## WHAT YOU SHOULD DO
Can you give all the records again without altering a single character?

****************

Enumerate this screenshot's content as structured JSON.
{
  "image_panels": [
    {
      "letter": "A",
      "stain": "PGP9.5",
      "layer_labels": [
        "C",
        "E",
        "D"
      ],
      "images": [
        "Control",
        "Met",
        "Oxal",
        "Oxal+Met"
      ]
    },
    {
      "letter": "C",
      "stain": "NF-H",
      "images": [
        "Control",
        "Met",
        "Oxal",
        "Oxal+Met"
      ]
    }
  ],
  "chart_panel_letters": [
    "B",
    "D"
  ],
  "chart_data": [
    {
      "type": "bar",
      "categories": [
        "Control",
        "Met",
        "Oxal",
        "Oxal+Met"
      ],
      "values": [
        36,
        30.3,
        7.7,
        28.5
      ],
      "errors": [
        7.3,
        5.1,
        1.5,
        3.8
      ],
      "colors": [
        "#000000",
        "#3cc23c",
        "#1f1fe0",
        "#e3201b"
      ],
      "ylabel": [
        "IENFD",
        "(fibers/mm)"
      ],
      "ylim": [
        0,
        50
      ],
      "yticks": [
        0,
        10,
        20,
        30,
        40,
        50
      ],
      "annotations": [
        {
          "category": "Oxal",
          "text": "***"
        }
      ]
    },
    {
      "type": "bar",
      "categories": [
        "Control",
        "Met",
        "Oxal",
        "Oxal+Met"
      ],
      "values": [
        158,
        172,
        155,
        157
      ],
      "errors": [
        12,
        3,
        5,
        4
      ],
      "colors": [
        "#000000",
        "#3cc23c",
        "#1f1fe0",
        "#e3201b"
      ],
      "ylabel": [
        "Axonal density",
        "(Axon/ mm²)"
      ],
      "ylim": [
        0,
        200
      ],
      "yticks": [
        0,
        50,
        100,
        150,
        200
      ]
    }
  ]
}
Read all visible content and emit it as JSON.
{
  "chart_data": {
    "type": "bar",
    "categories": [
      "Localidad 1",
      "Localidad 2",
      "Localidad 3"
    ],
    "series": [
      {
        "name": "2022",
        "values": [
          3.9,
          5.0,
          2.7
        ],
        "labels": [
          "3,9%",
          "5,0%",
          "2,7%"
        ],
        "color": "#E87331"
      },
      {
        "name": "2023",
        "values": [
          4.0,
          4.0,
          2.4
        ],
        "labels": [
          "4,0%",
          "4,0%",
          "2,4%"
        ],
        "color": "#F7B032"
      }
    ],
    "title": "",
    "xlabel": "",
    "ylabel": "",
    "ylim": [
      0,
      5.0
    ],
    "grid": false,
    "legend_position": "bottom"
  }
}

****************

## SOLUTION TO THIS PROBLEM
Enumerate this screenshot's content as structured JSON.
{
  "image_panels": [
    {
      "letter": "A",
      "stain": "PGP9.5",
      "layer_labels": [
        "C",
        "E",
        "D"
      ],
      "images": [
        "Control",
        "Met",
        "Oxal",
        "Oxal+Met"
      ]
    },
    {
      "letter": "C",
      "stain": "NF-H",
      "images": [
        "Control",
        "Met",
        "Oxal",
        "Oxal+Met"
      ]
    }
  ],
  "chart_panel_letters": [
    "B",
    "D"
  ],
  "chart_data": [
    {
      "type": "bar",
      "categories": [
        "Control",
        "Met",
        "Oxal",
        "Oxal+Met"
      ],
      "values": [
        36,
        30.3,
        7.7,
        28.5
      ],
      "errors": [
        7.3,
        5.1,
        1.5,
        3.8
      ],
      "colors": [
        "#000000",
        "#3cc23c",
        "#1f1fe0",
        "#e3201b"
      ],
      "ylabel": [
        "IENFD",
        "(fibers/mm)"
      ],
      "ylim": [
        0,
        50
      ],
      "yticks": [
        0,
        10,
        20,
        30,
        40,
        50
      ],
      "annotations": [
        {
          "category": "Oxal",
          "text": "***"
        }
      ]
    },
    {
      "type": "bar",
      "categories": [
        "Control",
        "Met",
        "Oxal",
        "Oxal+Met"
      ],
      "values": [
        158,
        172,
        155,
        157
      ],
      "errors": [
        12,
        3,
        5,
        4
      ],
      "colors": [
        "#000000",
        "#3cc23c",
        "#1f1fe0",
        "#e3201b"
      ],
      "ylabel": [
        "Axonal density",
        "(Axon/ mm²)"
      ],
      "ylim": [
        0,
        200
      ],
      "yticks": [
        0,
        50,
        100,
        150,
        200
      ]
    }
  ]
}
Read all visible content and emit it as JSON.
{
  "chart_data": {
    "type": "bar",
    "categories": [
      "Localidad 1",
      "Localidad 2",
      "Localidad 3"
    ],
    "series": [
      {
        "name": "2022",
        "values": [
          3.9,
          5.0,
          2.7
        ],
        "labels": [
          "3,9%",
          "5,0%",
          "2,7%"
        ],
        "color": "#E87331"
      },
      {
        "name": "2023",
        "values": [
          4.0,
          4.0,
          2.4
        ],
        "labels": [
          "4,0%",
          "4,0%",
          "2,4%"
        ],
        "color": "#F7B032"
      }
    ],
    "title": "",
    "xlabel": "",
    "ylabel": "",
    "ylim": [
      0,
      5.0
    ],
    "grid": false,
    "legend_position": "bottom"
  }
}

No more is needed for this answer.